(Stored items)
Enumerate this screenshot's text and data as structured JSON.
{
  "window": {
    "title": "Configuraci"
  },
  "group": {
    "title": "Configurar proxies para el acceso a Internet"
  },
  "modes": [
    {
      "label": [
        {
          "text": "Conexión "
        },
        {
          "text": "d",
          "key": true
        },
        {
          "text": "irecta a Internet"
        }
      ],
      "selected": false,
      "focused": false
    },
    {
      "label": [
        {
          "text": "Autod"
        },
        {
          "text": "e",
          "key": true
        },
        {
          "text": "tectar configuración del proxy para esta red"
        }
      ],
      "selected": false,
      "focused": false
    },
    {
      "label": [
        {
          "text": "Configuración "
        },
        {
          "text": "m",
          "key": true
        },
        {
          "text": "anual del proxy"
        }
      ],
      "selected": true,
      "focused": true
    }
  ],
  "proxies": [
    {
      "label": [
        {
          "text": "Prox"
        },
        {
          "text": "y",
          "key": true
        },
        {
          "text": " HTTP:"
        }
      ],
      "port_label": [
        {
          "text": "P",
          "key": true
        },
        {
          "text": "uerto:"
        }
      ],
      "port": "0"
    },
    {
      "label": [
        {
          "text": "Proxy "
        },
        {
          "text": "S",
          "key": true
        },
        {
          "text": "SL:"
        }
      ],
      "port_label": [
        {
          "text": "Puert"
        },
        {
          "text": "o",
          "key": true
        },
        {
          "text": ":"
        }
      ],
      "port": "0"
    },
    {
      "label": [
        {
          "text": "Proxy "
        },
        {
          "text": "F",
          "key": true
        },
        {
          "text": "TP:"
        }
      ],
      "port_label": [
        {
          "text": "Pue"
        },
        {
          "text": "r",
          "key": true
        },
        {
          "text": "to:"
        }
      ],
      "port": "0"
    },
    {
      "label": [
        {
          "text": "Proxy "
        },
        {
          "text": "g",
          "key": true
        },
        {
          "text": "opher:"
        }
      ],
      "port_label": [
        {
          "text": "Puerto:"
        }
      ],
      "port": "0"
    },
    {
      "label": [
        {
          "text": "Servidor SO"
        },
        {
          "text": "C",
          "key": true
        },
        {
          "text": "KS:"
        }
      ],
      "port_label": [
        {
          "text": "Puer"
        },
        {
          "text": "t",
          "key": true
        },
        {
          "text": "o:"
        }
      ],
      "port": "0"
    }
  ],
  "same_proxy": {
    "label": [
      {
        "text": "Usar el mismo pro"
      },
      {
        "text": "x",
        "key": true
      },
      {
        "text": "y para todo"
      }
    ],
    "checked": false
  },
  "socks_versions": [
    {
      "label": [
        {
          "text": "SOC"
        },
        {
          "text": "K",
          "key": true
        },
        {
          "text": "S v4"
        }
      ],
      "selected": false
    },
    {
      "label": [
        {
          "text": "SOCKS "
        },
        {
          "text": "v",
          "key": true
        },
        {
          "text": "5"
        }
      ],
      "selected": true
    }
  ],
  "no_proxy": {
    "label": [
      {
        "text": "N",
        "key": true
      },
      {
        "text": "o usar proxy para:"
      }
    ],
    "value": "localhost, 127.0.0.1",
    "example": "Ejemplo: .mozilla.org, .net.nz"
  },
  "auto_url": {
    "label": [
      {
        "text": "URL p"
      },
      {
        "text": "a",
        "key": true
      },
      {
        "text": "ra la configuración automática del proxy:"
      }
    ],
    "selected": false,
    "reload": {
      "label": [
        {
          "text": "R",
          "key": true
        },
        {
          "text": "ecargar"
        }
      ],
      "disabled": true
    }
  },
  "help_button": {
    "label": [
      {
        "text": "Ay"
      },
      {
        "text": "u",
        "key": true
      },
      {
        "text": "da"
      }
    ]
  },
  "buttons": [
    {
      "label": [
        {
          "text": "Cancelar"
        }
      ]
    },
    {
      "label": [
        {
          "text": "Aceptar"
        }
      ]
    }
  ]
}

**PROMPT:**
From the records above, extract everything verbatim.

**SOLUTION FOR THIS PROBLEM:**
Enumerate this screenshot's text and data as structured JSON.
{
  "window": {
    "title": "Configuraci"
  },
  "group": {
    "title": "Configurar proxies para el acceso a Internet"
  },
  "modes": [
    {
      "label": [
        {
          "text": "Conexión "
        },
        {
          "text": "d",
          "key": true
        },
        {
          "text": "irecta a Internet"
        }
      ],
      "selected": false,
      "focused": false
    },
    {
      "label": [
        {
          "text": "Autod"
        },
        {
          "text": "e",
          "key": true
        },
        {
          "text": "tectar configuración del proxy para esta red"
        }
      ],
      "selected": false,
      "focused": false
    },
    {
      "label": [
        {
          "text": "Configuración "
        },
        {
          "text": "m",
          "key": true
        },
        {
          "text": "anual del proxy"
        }
      ],
      "selected": true,
      "focused": true
    }
  ],
  "proxies": [
    {
      "label": [
        {
          "text": "Prox"
        },
        {
          "text": "y",
          "key": true
        },
        {
          "text": " HTTP:"
        }
      ],
      "port_label": [
        {
          "text": "P",
          "key": true
        },
        {
          "text": "uerto:"
        }
      ],
      "port": "0"
    },
    {
      "label": [
        {
          "text": "Proxy "
        },
        {
          "text": "S",
          "key": true
        },
        {
          "text": "SL:"
        }
      ],
      "port_label": [
        {
          "text": "Puert"
        },
        {
          "text": "o",
          "key": true
        },
        {
          "text": ":"
        }
      ],
      "port": "0"
    },
    {
      "label": [
        {
          "text": "Proxy "
        },
        {
          "text": "F",
          "key": true
        },
        {
          "text": "TP:"
        }
      ],
      "port_label": [
        {
          "text": "Pue"
        },
        {
          "text": "r",
          "key": true
        },
        {
          "text": "to:"
        }
      ],
      "port": "0"
    },
    {
      "label": [
        {
          "text": "Proxy "
        },
        {
          "text": "g",
          "key": true
        },
        {
          "text": "opher:"
        }
      ],
      "port_label": [
        {
          "text": "Puerto:"
        }
      ],
      "port": "0"
    },
    {
      "label": [
        {
          "text": "Servidor SO"
        },
        {
          "text": "C",
          "key": true
        },
        {
          "text": "KS:"
        }
      ],
      "port_label": [
        {
          "text": "Puer"
        },
        {
          "text": "t",
          "key": true
        },
        {
          "text": "o:"
        }
      ],
      "port": "0"
    }
  ],
  "same_proxy": {
    "label": [
      {
        "text": "Usar el mismo pro"
      },
      {
        "text": "x",
        "key": true
      },
      {
        "text": "y para todo"
      }
    ],
    "checked": false
  },
  "socks_versions": [
    {
      "label": [
        {
          "text": "SOC"
        },
        {
          "text": "K",
          "key": true
        },
        {
          "text": "S v4"
        }
      ],
      "selected": false
    },
    {
      "label": [
        {
          "text": "SOCKS "
        },
        {
          "text": "v",
          "key": true
        },
        {
          "text": "5"
        }
      ],
      "selected": true
    }
  ],
  "no_proxy": {
    "label": [
      {
        "text": "N",
        "key": true
      },
      {
        "text": "o usar proxy para:"
      }
    ],
    "value": "localhost, 127.0.0.1",
    "example": "Ejemplo: .mozilla.org, .net.nz"
  },
  "auto_url": {
    "label": [
      {
        "text": "URL p"
      },
      {
        "text": "a",
        "key": true
      },
      {
        "text": "ra la configuración automática del proxy:"
      }
    ],
    "selected": false,
    "reload": {
      "label": [
        {
          "text": "R",
          "key": true
        },
        {
          "text": "ecargar"
        }
      ],
      "disabled": true
    }
  },
  "help_button": {
    "label": [
      {
        "text": "Ay"
      },
      {
        "text": "u",
        "key": true
      },
      {
        "text": "da"
      }
    ]
  },
  "buttons": [
    {
      "label": [
        {
          "text": "Cancelar"
        }
      ]
    },
    {
      "label": [
        {
          "text": "Aceptar"
        }
      ]
    }
  ]
}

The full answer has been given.